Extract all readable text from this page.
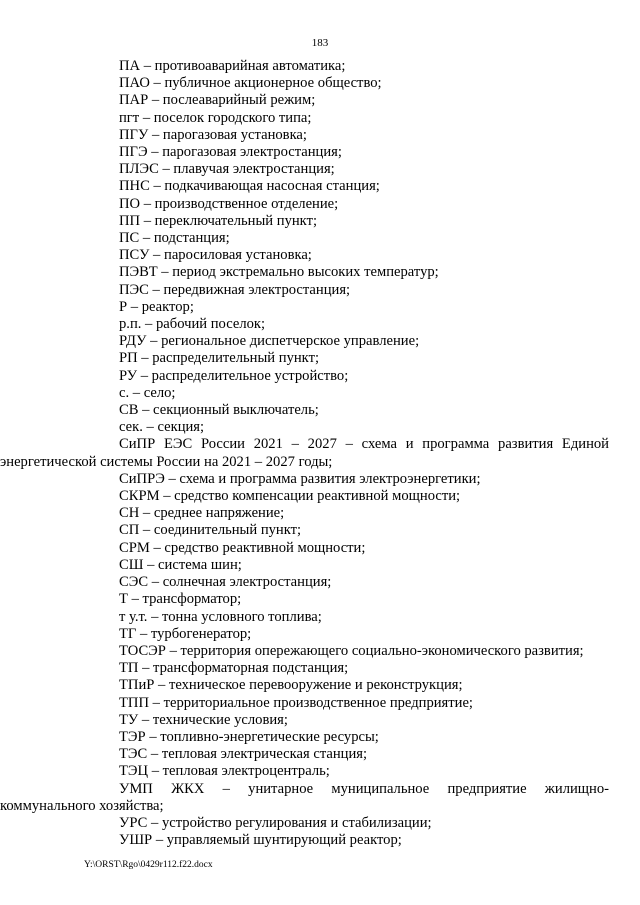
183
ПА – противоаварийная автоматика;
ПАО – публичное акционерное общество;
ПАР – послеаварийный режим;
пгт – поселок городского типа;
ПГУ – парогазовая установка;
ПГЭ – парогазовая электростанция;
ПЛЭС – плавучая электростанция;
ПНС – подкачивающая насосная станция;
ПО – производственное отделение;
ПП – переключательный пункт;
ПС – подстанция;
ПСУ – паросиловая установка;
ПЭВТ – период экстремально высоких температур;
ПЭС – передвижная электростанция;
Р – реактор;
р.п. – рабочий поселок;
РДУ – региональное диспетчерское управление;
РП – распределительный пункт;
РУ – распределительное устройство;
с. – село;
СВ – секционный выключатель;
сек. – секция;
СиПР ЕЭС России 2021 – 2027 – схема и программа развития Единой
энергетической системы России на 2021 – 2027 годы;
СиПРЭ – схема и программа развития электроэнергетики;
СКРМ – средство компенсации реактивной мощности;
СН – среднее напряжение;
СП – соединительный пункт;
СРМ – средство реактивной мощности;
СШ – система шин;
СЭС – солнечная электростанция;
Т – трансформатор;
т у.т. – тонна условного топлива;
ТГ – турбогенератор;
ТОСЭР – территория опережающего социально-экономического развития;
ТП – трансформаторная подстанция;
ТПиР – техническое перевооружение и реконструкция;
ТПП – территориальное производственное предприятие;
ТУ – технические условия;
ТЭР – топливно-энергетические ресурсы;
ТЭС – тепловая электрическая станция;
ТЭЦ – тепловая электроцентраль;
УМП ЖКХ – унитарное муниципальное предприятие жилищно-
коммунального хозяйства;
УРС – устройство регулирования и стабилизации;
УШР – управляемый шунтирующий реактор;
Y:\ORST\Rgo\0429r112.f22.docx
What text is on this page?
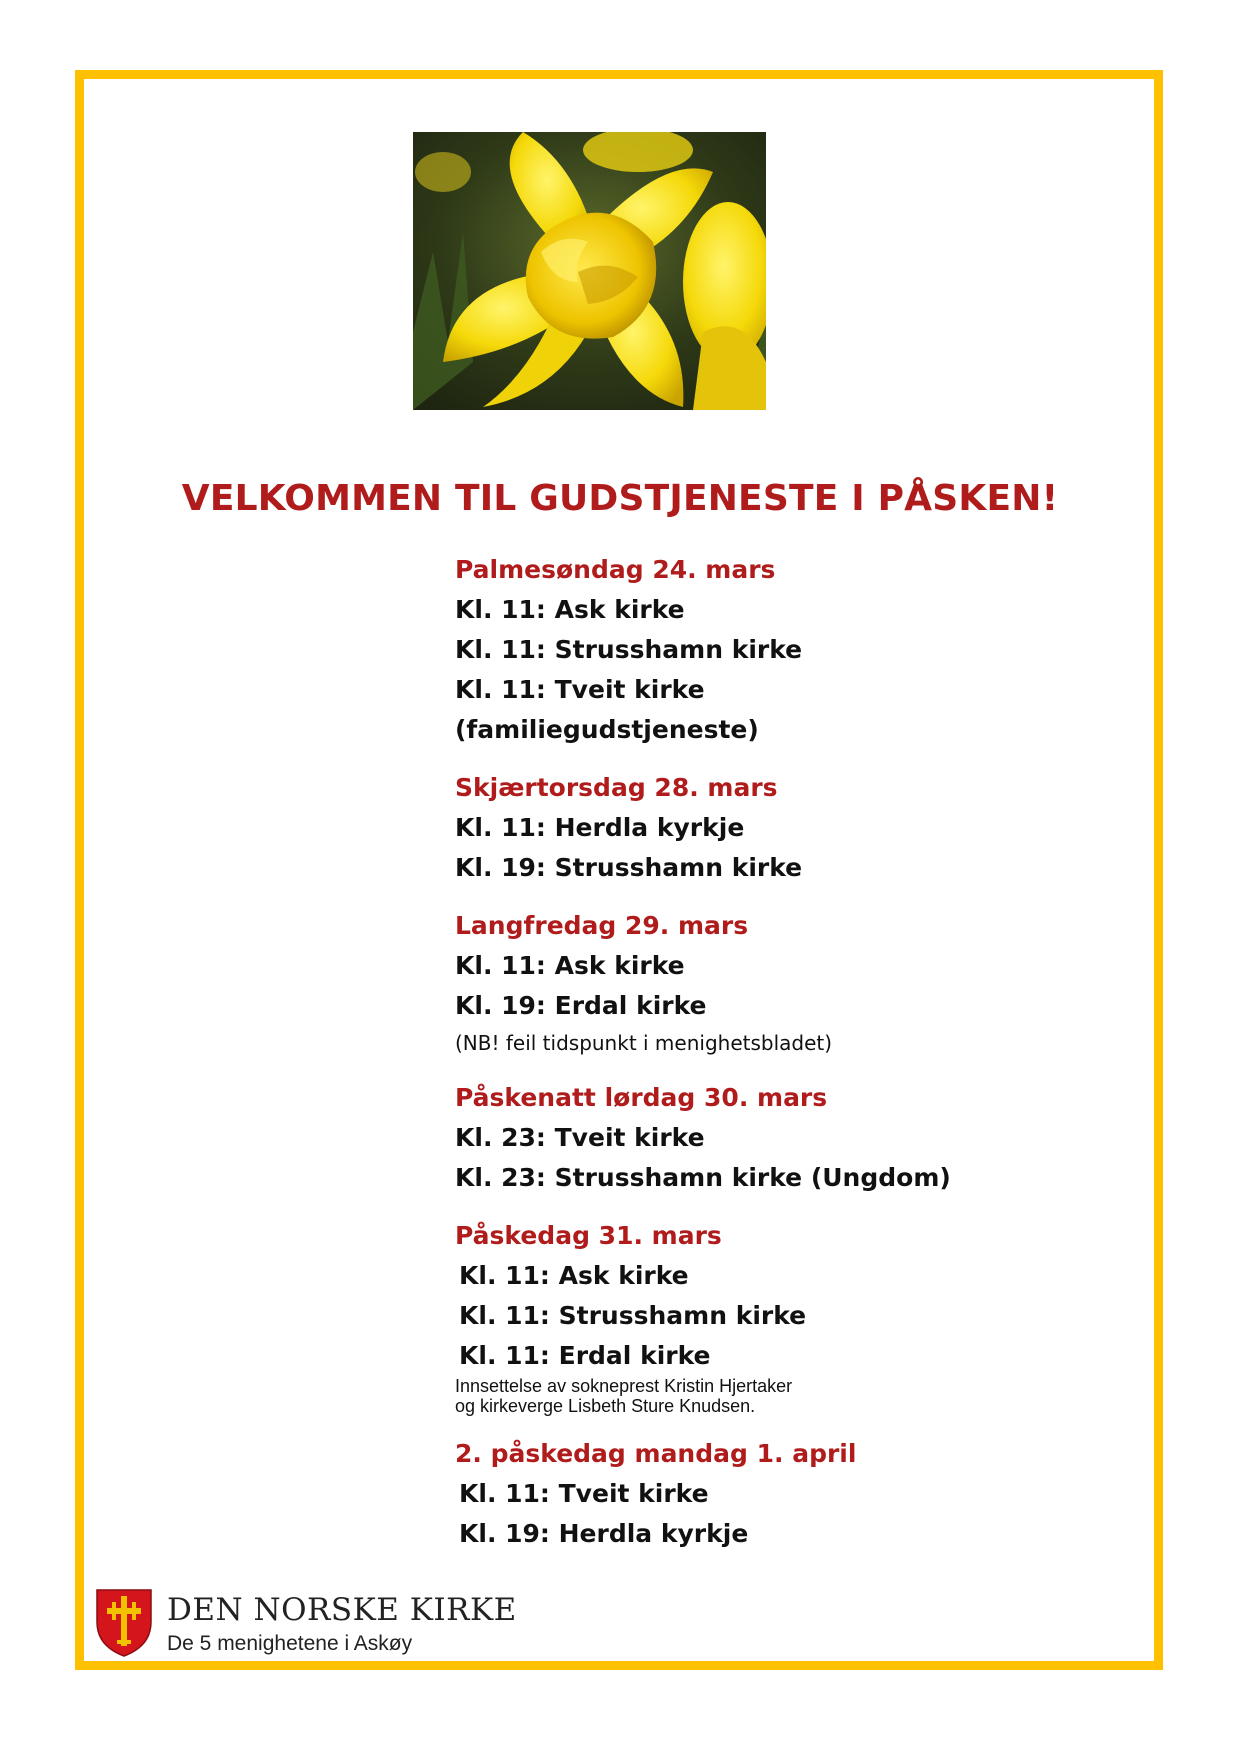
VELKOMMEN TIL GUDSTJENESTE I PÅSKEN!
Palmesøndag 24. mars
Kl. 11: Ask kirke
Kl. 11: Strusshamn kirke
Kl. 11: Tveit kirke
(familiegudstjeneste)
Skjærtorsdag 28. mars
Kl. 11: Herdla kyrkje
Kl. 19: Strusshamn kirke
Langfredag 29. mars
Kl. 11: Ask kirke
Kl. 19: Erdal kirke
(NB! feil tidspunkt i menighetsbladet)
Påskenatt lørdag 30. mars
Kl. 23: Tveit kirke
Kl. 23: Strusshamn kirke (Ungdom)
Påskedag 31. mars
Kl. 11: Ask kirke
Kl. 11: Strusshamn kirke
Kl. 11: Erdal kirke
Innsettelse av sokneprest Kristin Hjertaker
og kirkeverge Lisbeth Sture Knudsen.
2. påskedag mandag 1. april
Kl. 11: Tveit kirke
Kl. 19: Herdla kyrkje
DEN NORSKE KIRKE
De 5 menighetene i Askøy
═══
**What you are asked to do**
In the listing, find every line with the word "средство" and state how many there are, nothing more.

**The reply**
2